# [Task to carry out]
Quote the entries that follow exactly, leaving none out.

[Extracted records]
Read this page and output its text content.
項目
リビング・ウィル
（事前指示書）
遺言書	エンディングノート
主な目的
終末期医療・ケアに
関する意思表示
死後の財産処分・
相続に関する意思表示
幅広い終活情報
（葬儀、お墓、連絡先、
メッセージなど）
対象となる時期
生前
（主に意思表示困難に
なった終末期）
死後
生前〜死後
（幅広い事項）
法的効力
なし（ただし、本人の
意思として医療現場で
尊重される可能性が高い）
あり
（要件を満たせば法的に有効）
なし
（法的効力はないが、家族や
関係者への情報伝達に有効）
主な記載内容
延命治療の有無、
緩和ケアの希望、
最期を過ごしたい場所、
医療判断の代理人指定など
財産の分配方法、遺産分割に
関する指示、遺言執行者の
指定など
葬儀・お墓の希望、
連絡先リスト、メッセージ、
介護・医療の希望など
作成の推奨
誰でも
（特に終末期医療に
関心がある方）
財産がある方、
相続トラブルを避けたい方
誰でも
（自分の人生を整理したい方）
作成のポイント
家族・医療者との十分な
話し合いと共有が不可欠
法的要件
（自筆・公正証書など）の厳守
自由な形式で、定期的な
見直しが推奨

# [Problem solution]
Read this page and output its text content.
項目
リビング・ウィル
（事前指示書）
遺言書	エンディングノート
主な目的
終末期医療・ケアに
関する意思表示
死後の財産処分・
相続に関する意思表示
幅広い終活情報
（葬儀、お墓、連絡先、
メッセージなど）
対象となる時期
生前
（主に意思表示困難に
なった終末期）
死後
生前〜死後
（幅広い事項）
法的効力
なし（ただし、本人の
意思として医療現場で
尊重される可能性が高い）
あり
（要件を満たせば法的に有効）
なし
（法的効力はないが、家族や
関係者への情報伝達に有効）
主な記載内容
延命治療の有無、
緩和ケアの希望、
最期を過ごしたい場所、
医療判断の代理人指定など
財産の分配方法、遺産分割に
関する指示、遺言執行者の
指定など
葬儀・お墓の希望、
連絡先リスト、メッセージ、
介護・医療の希望など
作成の推奨
誰でも
（特に終末期医療に
関心がある方）
財産がある方、
相続トラブルを避けたい方
誰でも
（自分の人生を整理したい方）
作成のポイント
家族・医療者との十分な
話し合いと共有が不可欠
法的要件
（自筆・公正証書など）の厳守
自由な形式で、定期的な
見直しが推奨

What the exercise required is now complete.